## DIRECTIONS
Reproduce the data in its entirety, exactly as supplied.

## RECORDS FOR THE EXERCISE
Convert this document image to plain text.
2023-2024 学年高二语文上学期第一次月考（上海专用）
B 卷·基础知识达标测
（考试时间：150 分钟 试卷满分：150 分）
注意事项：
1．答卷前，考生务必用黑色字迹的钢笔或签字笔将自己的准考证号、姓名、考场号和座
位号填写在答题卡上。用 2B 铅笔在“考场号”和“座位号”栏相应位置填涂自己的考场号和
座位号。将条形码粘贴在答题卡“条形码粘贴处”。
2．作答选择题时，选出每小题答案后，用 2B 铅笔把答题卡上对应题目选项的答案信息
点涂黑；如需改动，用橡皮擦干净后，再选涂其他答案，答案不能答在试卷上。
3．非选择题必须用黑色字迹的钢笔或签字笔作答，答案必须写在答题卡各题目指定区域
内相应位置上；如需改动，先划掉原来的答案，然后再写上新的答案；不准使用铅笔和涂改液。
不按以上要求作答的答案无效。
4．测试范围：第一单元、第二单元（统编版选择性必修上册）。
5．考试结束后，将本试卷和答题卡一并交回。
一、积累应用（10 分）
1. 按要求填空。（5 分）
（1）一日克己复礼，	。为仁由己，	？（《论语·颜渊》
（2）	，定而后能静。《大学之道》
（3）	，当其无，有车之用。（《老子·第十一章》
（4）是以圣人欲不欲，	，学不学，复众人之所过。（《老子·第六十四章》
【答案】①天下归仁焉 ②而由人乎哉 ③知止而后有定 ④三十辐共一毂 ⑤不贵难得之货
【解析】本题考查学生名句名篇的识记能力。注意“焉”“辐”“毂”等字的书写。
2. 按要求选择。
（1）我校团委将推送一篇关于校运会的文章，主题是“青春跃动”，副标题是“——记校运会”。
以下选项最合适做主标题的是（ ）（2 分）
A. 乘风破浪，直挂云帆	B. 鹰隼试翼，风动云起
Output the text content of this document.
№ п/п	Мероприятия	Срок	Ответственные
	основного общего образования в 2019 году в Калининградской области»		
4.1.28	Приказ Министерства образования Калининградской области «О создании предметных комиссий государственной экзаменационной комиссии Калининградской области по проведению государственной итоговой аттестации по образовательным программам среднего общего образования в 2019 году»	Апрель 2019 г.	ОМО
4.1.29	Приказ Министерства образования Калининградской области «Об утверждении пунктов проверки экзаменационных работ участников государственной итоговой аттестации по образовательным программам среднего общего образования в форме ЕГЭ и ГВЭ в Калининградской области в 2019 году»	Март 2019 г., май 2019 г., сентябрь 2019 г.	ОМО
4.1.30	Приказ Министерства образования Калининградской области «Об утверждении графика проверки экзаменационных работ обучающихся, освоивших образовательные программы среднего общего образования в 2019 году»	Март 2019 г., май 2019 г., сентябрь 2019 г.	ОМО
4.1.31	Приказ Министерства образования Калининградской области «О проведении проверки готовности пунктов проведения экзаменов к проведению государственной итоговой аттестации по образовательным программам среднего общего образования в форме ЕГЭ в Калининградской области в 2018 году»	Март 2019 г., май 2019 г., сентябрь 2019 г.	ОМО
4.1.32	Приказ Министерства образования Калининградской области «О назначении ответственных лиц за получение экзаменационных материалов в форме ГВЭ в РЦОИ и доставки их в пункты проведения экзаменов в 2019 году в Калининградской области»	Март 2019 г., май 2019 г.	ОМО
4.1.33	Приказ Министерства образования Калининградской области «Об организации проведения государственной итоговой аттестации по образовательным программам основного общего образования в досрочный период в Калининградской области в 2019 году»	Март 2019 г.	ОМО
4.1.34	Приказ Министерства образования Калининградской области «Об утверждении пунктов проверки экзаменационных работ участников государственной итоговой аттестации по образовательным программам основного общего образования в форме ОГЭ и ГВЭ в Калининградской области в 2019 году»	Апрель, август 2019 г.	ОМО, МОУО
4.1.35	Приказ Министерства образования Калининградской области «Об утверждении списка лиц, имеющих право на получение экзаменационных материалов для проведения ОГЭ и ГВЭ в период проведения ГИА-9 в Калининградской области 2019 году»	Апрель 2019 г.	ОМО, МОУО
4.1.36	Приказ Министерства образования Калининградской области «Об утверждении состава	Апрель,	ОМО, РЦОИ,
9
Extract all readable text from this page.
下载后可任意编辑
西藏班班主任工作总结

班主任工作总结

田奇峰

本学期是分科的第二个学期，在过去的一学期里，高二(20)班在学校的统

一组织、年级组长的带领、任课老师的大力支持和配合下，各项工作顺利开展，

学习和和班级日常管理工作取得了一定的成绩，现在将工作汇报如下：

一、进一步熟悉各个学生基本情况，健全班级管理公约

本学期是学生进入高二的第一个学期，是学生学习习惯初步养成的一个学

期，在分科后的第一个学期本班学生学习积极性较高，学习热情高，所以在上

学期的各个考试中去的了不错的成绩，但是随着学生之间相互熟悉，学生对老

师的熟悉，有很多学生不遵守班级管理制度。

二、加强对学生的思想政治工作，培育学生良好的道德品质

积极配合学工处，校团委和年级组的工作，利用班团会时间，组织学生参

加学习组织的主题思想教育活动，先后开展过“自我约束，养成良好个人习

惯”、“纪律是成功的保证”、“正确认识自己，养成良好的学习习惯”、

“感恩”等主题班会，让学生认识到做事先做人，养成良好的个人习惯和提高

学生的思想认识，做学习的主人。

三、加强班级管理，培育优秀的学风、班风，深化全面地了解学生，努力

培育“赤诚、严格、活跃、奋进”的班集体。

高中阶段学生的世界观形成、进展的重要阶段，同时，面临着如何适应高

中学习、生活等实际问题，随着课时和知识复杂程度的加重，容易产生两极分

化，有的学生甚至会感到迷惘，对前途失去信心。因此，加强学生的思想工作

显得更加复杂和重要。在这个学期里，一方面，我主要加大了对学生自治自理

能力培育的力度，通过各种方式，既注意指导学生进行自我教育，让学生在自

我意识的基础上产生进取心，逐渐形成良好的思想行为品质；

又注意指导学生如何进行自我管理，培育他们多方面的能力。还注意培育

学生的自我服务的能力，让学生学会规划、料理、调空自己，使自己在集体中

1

## RESULT BELOW
Convert this document image to plain text.
2023-2024 学年高二语文上学期第一次月考（上海专用）
B 卷·基础知识达标测
（考试时间：150 分钟 试卷满分：150 分）
注意事项：
1．答卷前，考生务必用黑色字迹的钢笔或签字笔将自己的准考证号、姓名、考场号和座
位号填写在答题卡上。用 2B 铅笔在“考场号”和“座位号”栏相应位置填涂自己的考场号和
座位号。将条形码粘贴在答题卡“条形码粘贴处”。
2．作答选择题时，选出每小题答案后，用 2B 铅笔把答题卡上对应题目选项的答案信息
点涂黑；如需改动，用橡皮擦干净后，再选涂其他答案，答案不能答在试卷上。
3．非选择题必须用黑色字迹的钢笔或签字笔作答，答案必须写在答题卡各题目指定区域
内相应位置上；如需改动，先划掉原来的答案，然后再写上新的答案；不准使用铅笔和涂改液。
不按以上要求作答的答案无效。
4．测试范围：第一单元、第二单元（统编版选择性必修上册）。
5．考试结束后，将本试卷和答题卡一并交回。
一、积累应用（10 分）
1. 按要求填空。（5 分）
（1）一日克己复礼，	。为仁由己，	？（《论语·颜渊》
（2）	，定而后能静。《大学之道》
（3）	，当其无，有车之用。（《老子·第十一章》
（4）是以圣人欲不欲，	，学不学，复众人之所过。（《老子·第六十四章》
【答案】①天下归仁焉 ②而由人乎哉 ③知止而后有定 ④三十辐共一毂 ⑤不贵难得之货
【解析】本题考查学生名句名篇的识记能力。注意“焉”“辐”“毂”等字的书写。
2. 按要求选择。
（1）我校团委将推送一篇关于校运会的文章，主题是“青春跃动”，副标题是“——记校运会”。
以下选项最合适做主标题的是（ ）（2 分）
A. 乘风破浪，直挂云帆	B. 鹰隼试翼，风动云起
Output the text content of this document.
№ п/п	Мероприятия	Срок	Ответственные
	основного общего образования в 2019 году в Калининградской области»		
4.1.28	Приказ Министерства образования Калининградской области «О создании предметных комиссий государственной экзаменационной комиссии Калининградской области по проведению государственной итоговой аттестации по образовательным программам среднего общего образования в 2019 году»	Апрель 2019 г.	ОМО
4.1.29	Приказ Министерства образования Калининградской области «Об утверждении пунктов проверки экзаменационных работ участников государственной итоговой аттестации по образовательным программам среднего общего образования в форме ЕГЭ и ГВЭ в Калининградской области в 2019 году»	Март 2019 г., май 2019 г., сентябрь 2019 г.	ОМО
4.1.30	Приказ Министерства образования Калининградской области «Об утверждении графика проверки экзаменационных работ обучающихся, освоивших образовательные программы среднего общего образования в 2019 году»	Март 2019 г., май 2019 г., сентябрь 2019 г.	ОМО
4.1.31	Приказ Министерства образования Калининградской области «О проведении проверки готовности пунктов проведения экзаменов к проведению государственной итоговой аттестации по образовательным программам среднего общего образования в форме ЕГЭ в Калининградской области в 2018 году»	Март 2019 г., май 2019 г., сентябрь 2019 г.	ОМО
4.1.32	Приказ Министерства образования Калининградской области «О назначении ответственных лиц за получение экзаменационных материалов в форме ГВЭ в РЦОИ и доставки их в пункты проведения экзаменов в 2019 году в Калининградской области»	Март 2019 г., май 2019 г.	ОМО
4.1.33	Приказ Министерства образования Калининградской области «Об организации проведения государственной итоговой аттестации по образовательным программам основного общего образования в досрочный период в Калининградской области в 2019 году»	Март 2019 г.	ОМО
4.1.34	Приказ Министерства образования Калининградской области «Об утверждении пунктов проверки экзаменационных работ участников государственной итоговой аттестации по образовательным программам основного общего образования в форме ОГЭ и ГВЭ в Калининградской области в 2019 году»	Апрель, август 2019 г.	ОМО, МОУО
4.1.35	Приказ Министерства образования Калининградской области «Об утверждении списка лиц, имеющих право на получение экзаменационных материалов для проведения ОГЭ и ГВЭ в период проведения ГИА-9 в Калининградской области 2019 году»	Апрель 2019 г.	ОМО, МОУО
4.1.36	Приказ Министерства образования Калининградской области «Об утверждении состава	Апрель,	ОМО, РЦОИ,
9
Extract all readable text from this page.
下载后可任意编辑
西藏班班主任工作总结

班主任工作总结

田奇峰

本学期是分科的第二个学期，在过去的一学期里，高二(20)班在学校的统

一组织、年级组长的带领、任课老师的大力支持和配合下，各项工作顺利开展，

学习和和班级日常管理工作取得了一定的成绩，现在将工作汇报如下：

一、进一步熟悉各个学生基本情况，健全班级管理公约

本学期是学生进入高二的第一个学期，是学生学习习惯初步养成的一个学

期，在分科后的第一个学期本班学生学习积极性较高，学习热情高，所以在上

学期的各个考试中去的了不错的成绩，但是随着学生之间相互熟悉，学生对老

师的熟悉，有很多学生不遵守班级管理制度。

二、加强对学生的思想政治工作，培育学生良好的道德品质

积极配合学工处，校团委和年级组的工作，利用班团会时间，组织学生参

加学习组织的主题思想教育活动，先后开展过“自我约束，养成良好个人习

惯”、“纪律是成功的保证”、“正确认识自己，养成良好的学习习惯”、

“感恩”等主题班会，让学生认识到做事先做人，养成良好的个人习惯和提高

学生的思想认识，做学习的主人。

三、加强班级管理，培育优秀的学风、班风，深化全面地了解学生，努力

培育“赤诚、严格、活跃、奋进”的班集体。

高中阶段学生的世界观形成、进展的重要阶段，同时，面临着如何适应高

中学习、生活等实际问题，随着课时和知识复杂程度的加重，容易产生两极分

化，有的学生甚至会感到迷惘，对前途失去信心。因此，加强学生的思想工作

显得更加复杂和重要。在这个学期里，一方面，我主要加大了对学生自治自理

能力培育的力度，通过各种方式，既注意指导学生进行自我教育，让学生在自

我意识的基础上产生进取心，逐渐形成良好的思想行为品质；

又注意指导学生如何进行自我管理，培育他们多方面的能力。还注意培育

学生的自我服务的能力，让学生学会规划、料理、调空自己，使自己在集体中

1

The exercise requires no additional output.